--- START OF LISTED RECORDS ---

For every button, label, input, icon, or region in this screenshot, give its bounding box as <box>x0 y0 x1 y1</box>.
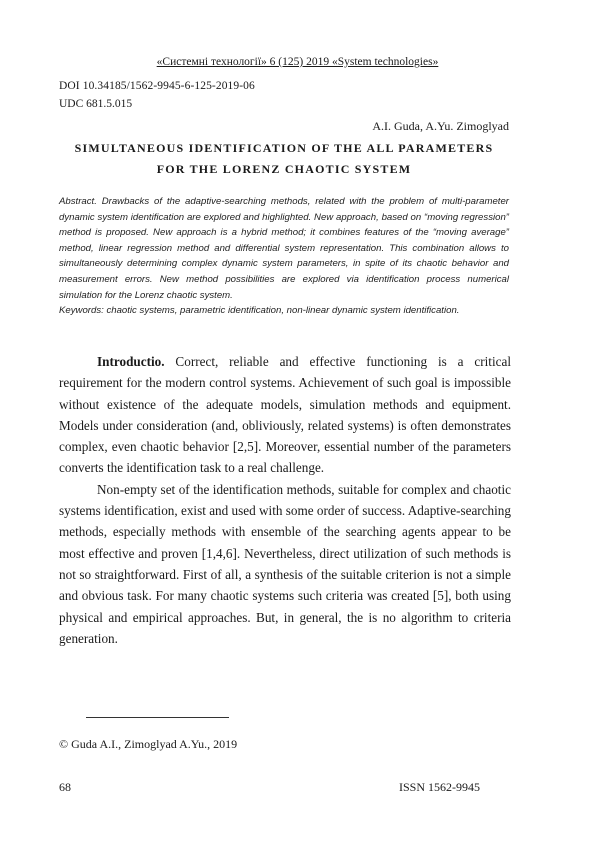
title-line-1: SIMULTANEOUS IDENTIFICATION OF THE ALL PARAMETERS <box>74 141 494 155</box>
page-number: 68 <box>59 780 71 794</box>
journal-header: «Системні технології» 6 (125) 2019 «System technologies» <box>156 56 439 68</box>
paragraph-1-text: Correct, reliable and effective functioning is a critical requirement for the modern control systems. Achievement of such goal is impossible without existence of the adequate models, simulation methods and equipment. Models under consideration (and, obliviously, related systems) is often demonstrates complex, even chaotic behavior [2,5]. Moreover, essential number of the parameters converts the identification task to a real challenge. <box>59 354 511 476</box>
paragraph-1 <box>59 351 511 479</box>
copyright-note: © Guda A.I., Zimoglyad A.Yu., 2019 <box>59 737 238 751</box>
issn: ISSN 1562-9945 <box>399 780 481 794</box>
article-title <box>59 138 509 180</box>
abstract-block <box>59 194 509 319</box>
doi-line: DOI 10.34185/1562-9945-6-125-2019-06 <box>59 80 255 92</box>
paragraph-2: Non-empty set of the identification methods, suitable for complex and chaotic systems identification, exist and used with some order of success. Adaptive-searching methods, especially methods with ensemble of the searching agents appear to be most effective and proven [1,4,6]. Nevertheless, direct utilization of such methods is not so straightforward. First of all, a synthesis of the suitable criterion is not a simple and obvious task. For many chaotic systems such criteria was created [5], both using physical and empirical approaches. But, in general, the is no algorithm to criteria generation. <box>59 481 511 646</box>
body-text <box>59 351 511 649</box>
title-line-2: FOR THE LORENZ CHAOTIC SYSTEM <box>156 162 412 176</box>
authors: A.I. Guda, A.Yu. Zimoglyad <box>372 119 509 133</box>
abstract-text: Abstract. Drawbacks of the adaptive-searching methods, related with the problem of multi-parameter dynamic system identification are explored and highlighted. New approach, based on “moving regression” method is proposed. New approach is a hybrid method; it combines features of the “moving average” method, linear regression method and differential system representation. This combination allows to simultaneously determining complex dynamic system parameters, in spite of its chaotic behavior and measurement errors. New method possibilities are explored via identification process numerical simulation for the Lorenz chaotic system. <box>59 196 509 301</box>
footnote-divider <box>86 717 229 718</box>
keywords: Keywords: chaotic systems, parametric identification, non-linear dynamic system identification. <box>59 305 460 317</box>
intro-heading: Introductio. <box>97 354 165 369</box>
udc-line: UDC 681.5.015 <box>59 98 133 110</box>
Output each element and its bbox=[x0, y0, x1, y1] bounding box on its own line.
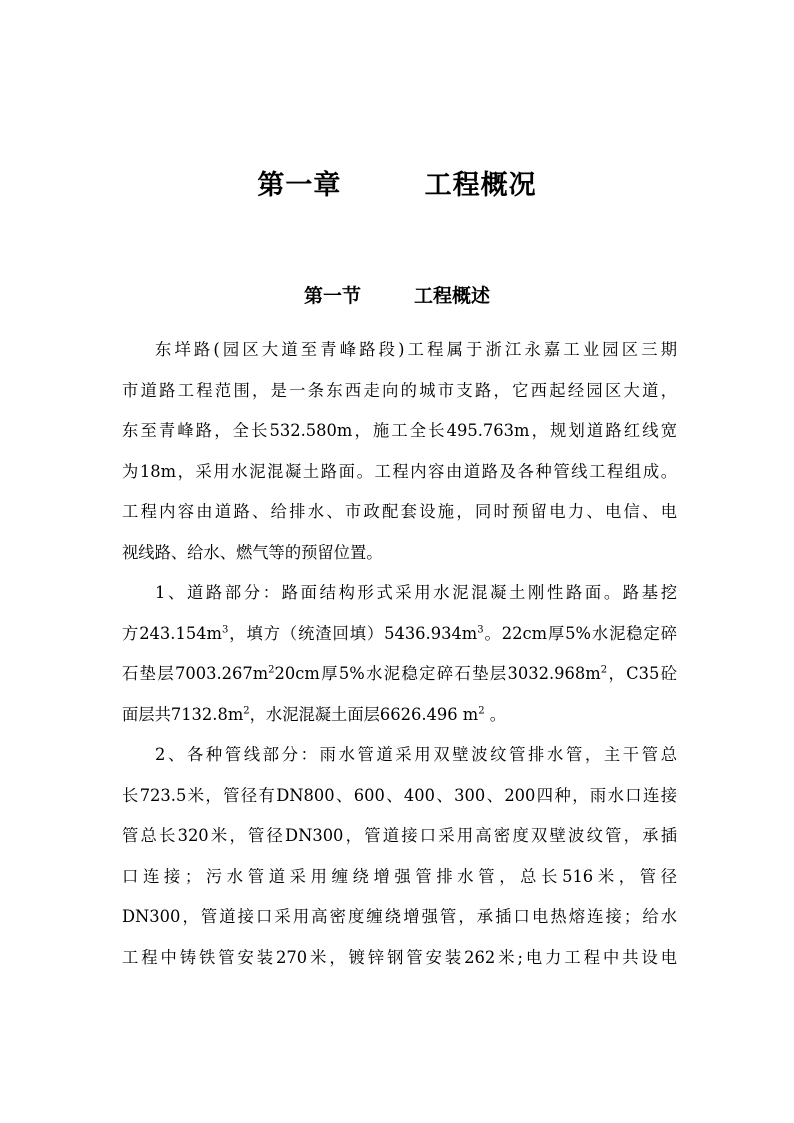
paragraph-3-line-4: 口连接；污水管道采用缠绕增强管排水管，总长516米，管径 bbox=[122, 866, 677, 886]
superscript: 3 bbox=[477, 624, 484, 636]
text-span: ，C35砼 bbox=[607, 664, 677, 683]
text-span: 20cm厚5%水泥稳定碎石垫层3032.968m bbox=[274, 664, 601, 683]
superscript: 2 bbox=[243, 705, 250, 717]
paragraph-1-line-6: 视线路、给水、燃气等的预留位置。 bbox=[122, 542, 383, 562]
paragraph-1-line-2: 市道路工程范围，是一条东西走向的城市支路，它西起经园区大道， bbox=[122, 380, 677, 400]
paragraph-3-line-1: 2、各种管线部分：雨水管道采用双壁波纹管排水管，主干管总 bbox=[155, 745, 677, 764]
section-title: 第一节 工程概述 bbox=[304, 285, 490, 307]
paragraph-1-line-3: 东至青峰路，全长532.580m，施工全长495.763m，规划道路红线宽 bbox=[122, 421, 677, 440]
text-span: ，水泥混凝土面层6626.496 m bbox=[249, 704, 479, 724]
text-span: 方243.154m bbox=[122, 623, 222, 643]
document-body bbox=[122, 330, 677, 978]
text-span: 面层共7132.8m bbox=[122, 704, 244, 724]
superscript: 2 bbox=[268, 664, 275, 676]
paragraph-1-line-1: 东垟路(园区大道至青峰路段)工程属于浙江永嘉工业园区三期 bbox=[155, 340, 677, 359]
paragraph-3-line-6: 工程中铸铁管安装270米，镀锌钢管安装262米;电力工程中共设电 bbox=[122, 947, 677, 967]
paragraph-1-line-4: 为18m，采用水泥混凝土路面。工程内容由道路及各种管线工程组成。 bbox=[122, 461, 677, 481]
paragraph-2-line-4 bbox=[122, 695, 677, 736]
text-span: 石垫层7003.267m bbox=[122, 664, 269, 683]
text-span: 。22cm厚5%水泥稳定碎 bbox=[483, 623, 677, 643]
paragraph-2-line-2 bbox=[122, 614, 677, 655]
paragraph-2-line-3 bbox=[122, 654, 677, 695]
paragraph-1-line-5: 工程内容由道路、给排水、市政配套设施，同时预留电力、电信、电 bbox=[122, 502, 677, 521]
text-span: ，填方（统渣回填）5436.934m bbox=[228, 623, 478, 643]
superscript: 2 bbox=[478, 705, 485, 717]
superscript: 3 bbox=[221, 624, 229, 636]
paragraph-3-line-2: 长723.5米，管径有DN800、600、400、300、200四种，雨水口连接 bbox=[122, 785, 677, 805]
paragraph-2-line-1: 1、道路部分：路面结构形式采用水泥混凝土刚性路面。路基挖 bbox=[155, 583, 677, 602]
paragraph-3-line-5: DN300，管道接口采用高密度缠绕增强管，承插口电热熔连接；给水 bbox=[122, 907, 677, 926]
text-span: 。 bbox=[484, 704, 507, 724]
chapter-title: 第一章 工程概况 bbox=[257, 170, 537, 201]
paragraph-3-line-3: 管总长320米，管径DN300，管道接口采用高密度双壁波纹管，承插 bbox=[122, 826, 677, 845]
superscript: 2 bbox=[600, 664, 608, 676]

--- END OF LISTED RECORDS ---

EXERCISE DETAILS
Copy every row above word for word, and leave the pictures out.

THE RESULT
For every button, label, input, icon, or region in this screenshot, give its bounding box as <box>x0 y0 x1 y1</box>.
title-line-1: SIMULTANEOUS IDENTIFICATION OF THE ALL PARAMETERS <box>74 141 494 155</box>
page-number: 68 <box>59 780 71 794</box>
journal-header: «Системні технології» 6 (125) 2019 «System technologies» <box>156 56 439 68</box>
paragraph-1-text: Correct, reliable and effective functioning is a critical requirement for the modern control systems. Achievement of such goal is impossible without existence of the adequate models, simulation methods and equipment. Models under consideration (and, obliviously, related systems) is often demonstrates complex, even chaotic behavior [2,5]. Moreover, essential number of the parameters converts the identification task to a real challenge. <box>59 354 511 476</box>
paragraph-1 <box>59 351 511 479</box>
copyright-note: © Guda A.I., Zimoglyad A.Yu., 2019 <box>59 737 238 751</box>
issn: ISSN 1562-9945 <box>399 780 481 794</box>
article-title <box>59 138 509 180</box>
abstract-block <box>59 194 509 319</box>
doi-line: DOI 10.34185/1562-9945-6-125-2019-06 <box>59 80 255 92</box>
paragraph-2: Non-empty set of the identification methods, suitable for complex and chaotic systems identification, exist and used with some order of success. Adaptive-searching methods, especially methods with ensemble of the searching agents appear to be most effective and proven [1,4,6]. Nevertheless, direct utilization of such methods is not so straightforward. First of all, a synthesis of the suitable criterion is not a simple and obvious task. For many chaotic systems such criteria was created [5], both using physical and empirical approaches. But, in general, the is no algorithm to criteria generation. <box>59 481 511 646</box>
body-text <box>59 351 511 649</box>
title-line-2: FOR THE LORENZ CHAOTIC SYSTEM <box>156 162 412 176</box>
authors: A.I. Guda, A.Yu. Zimoglyad <box>372 119 509 133</box>
abstract-text: Abstract. Drawbacks of the adaptive-searching methods, related with the problem of multi-parameter dynamic system identification are explored and highlighted. New approach, based on “moving regression” method is proposed. New approach is a hybrid method; it combines features of the “moving average” method, linear regression method and differential system representation. This combination allows to simultaneously determining complex dynamic system parameters, in spite of its chaotic behavior and measurement errors. New method possibilities are explored via identification process numerical simulation for the Lorenz chaotic system. <box>59 196 509 301</box>
footnote-divider <box>86 717 229 718</box>
keywords: Keywords: chaotic systems, parametric identification, non-linear dynamic system identification. <box>59 305 460 317</box>
intro-heading: Introductio. <box>97 354 165 369</box>
udc-line: UDC 681.5.015 <box>59 98 133 110</box>
Output each element and its bbox=[x0, y0, x1, y1] bounding box on its own line.
paragraph-3-line-4: 口连接；污水管道采用缠绕增强管排水管，总长516米，管径 bbox=[122, 866, 677, 886]
superscript: 3 bbox=[477, 624, 484, 636]
text-span: ，C35砼 bbox=[607, 664, 677, 683]
text-span: 20cm厚5%水泥稳定碎石垫层3032.968m bbox=[274, 664, 601, 683]
superscript: 2 bbox=[243, 705, 250, 717]
paragraph-1-line-6: 视线路、给水、燃气等的预留位置。 bbox=[122, 542, 383, 562]
paragraph-1-line-2: 市道路工程范围，是一条东西走向的城市支路，它西起经园区大道， bbox=[122, 380, 677, 400]
paragraph-3-line-1: 2、各种管线部分：雨水管道采用双壁波纹管排水管，主干管总 bbox=[155, 745, 677, 764]
section-title: 第一节 工程概述 bbox=[304, 285, 490, 307]
paragraph-1-line-3: 东至青峰路，全长532.580m，施工全长495.763m，规划道路红线宽 bbox=[122, 421, 677, 440]
text-span: ，水泥混凝土面层6626.496 m bbox=[249, 704, 479, 724]
text-span: 方243.154m bbox=[122, 623, 222, 643]
document-body bbox=[122, 330, 677, 978]
text-span: 面层共7132.8m bbox=[122, 704, 244, 724]
superscript: 2 bbox=[268, 664, 275, 676]
paragraph-1-line-1: 东垟路(园区大道至青峰路段)工程属于浙江永嘉工业园区三期 bbox=[155, 340, 677, 359]
paragraph-3-line-6: 工程中铸铁管安装270米，镀锌钢管安装262米;电力工程中共设电 bbox=[122, 947, 677, 967]
paragraph-1-line-4: 为18m，采用水泥混凝土路面。工程内容由道路及各种管线工程组成。 bbox=[122, 461, 677, 481]
paragraph-2-line-4 bbox=[122, 695, 677, 736]
text-span: 石垫层7003.267m bbox=[122, 664, 269, 683]
text-span: 。22cm厚5%水泥稳定碎 bbox=[483, 623, 677, 643]
paragraph-2-line-2 bbox=[122, 614, 677, 655]
paragraph-2-line-3 bbox=[122, 654, 677, 695]
paragraph-1-line-5: 工程内容由道路、给排水、市政配套设施，同时预留电力、电信、电 bbox=[122, 502, 677, 521]
text-span: ，填方（统渣回填）5436.934m bbox=[228, 623, 478, 643]
superscript: 2 bbox=[478, 705, 485, 717]
superscript: 3 bbox=[221, 624, 229, 636]
paragraph-3-line-2: 长723.5米，管径有DN800、600、400、300、200四种，雨水口连接 bbox=[122, 785, 677, 805]
paragraph-2-line-1: 1、道路部分：路面结构形式采用水泥混凝土刚性路面。路基挖 bbox=[155, 583, 677, 602]
paragraph-3-line-5: DN300，管道接口采用高密度缠绕增强管，承插口电热熔连接；给水 bbox=[122, 907, 677, 926]
text-span: 。 bbox=[484, 704, 507, 724]
chapter-title: 第一章 工程概况 bbox=[257, 170, 537, 201]
paragraph-3-line-3: 管总长320米，管径DN300，管道接口采用高密度双壁波纹管，承插 bbox=[122, 826, 677, 845]
superscript: 2 bbox=[600, 664, 608, 676]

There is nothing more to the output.